* Work instructions:
Single out the lines that include the word "title". Copy them.

━━━ Supplied data ━━━

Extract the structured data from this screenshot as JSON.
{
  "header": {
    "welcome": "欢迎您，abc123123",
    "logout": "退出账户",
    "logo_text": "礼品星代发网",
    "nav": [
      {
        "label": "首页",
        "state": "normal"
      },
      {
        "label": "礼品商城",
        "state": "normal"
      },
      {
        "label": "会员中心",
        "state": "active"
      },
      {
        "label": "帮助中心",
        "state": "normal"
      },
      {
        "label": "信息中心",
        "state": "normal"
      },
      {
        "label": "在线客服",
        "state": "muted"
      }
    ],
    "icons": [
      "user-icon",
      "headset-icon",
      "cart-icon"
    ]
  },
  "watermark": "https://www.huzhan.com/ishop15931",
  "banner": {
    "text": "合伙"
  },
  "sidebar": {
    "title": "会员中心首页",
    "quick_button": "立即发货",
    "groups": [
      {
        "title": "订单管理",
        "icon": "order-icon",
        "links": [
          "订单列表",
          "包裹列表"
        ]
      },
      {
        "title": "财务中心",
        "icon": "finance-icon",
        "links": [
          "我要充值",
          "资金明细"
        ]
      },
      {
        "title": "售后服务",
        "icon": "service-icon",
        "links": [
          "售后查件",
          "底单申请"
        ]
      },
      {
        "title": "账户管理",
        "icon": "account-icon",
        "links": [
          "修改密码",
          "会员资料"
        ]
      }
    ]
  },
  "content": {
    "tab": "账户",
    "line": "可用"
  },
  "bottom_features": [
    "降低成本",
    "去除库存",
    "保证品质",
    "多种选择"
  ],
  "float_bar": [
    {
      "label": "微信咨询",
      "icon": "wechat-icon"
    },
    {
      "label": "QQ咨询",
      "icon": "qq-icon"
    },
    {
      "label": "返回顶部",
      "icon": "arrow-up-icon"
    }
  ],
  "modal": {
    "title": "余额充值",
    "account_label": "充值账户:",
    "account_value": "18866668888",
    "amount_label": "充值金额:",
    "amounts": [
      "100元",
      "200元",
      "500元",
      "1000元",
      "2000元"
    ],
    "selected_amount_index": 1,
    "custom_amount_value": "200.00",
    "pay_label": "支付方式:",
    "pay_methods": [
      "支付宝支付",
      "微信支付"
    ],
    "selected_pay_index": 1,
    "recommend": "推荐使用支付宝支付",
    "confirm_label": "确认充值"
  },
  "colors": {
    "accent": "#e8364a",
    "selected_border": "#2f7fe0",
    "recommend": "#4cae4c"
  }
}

━━━

* Exercise output:
    "title": "会员中心首页",
        "title": "订单管理",
        "title": "财务中心",
        "title": "售后服务",
        "title": "账户管理",
    "title": "余额充值",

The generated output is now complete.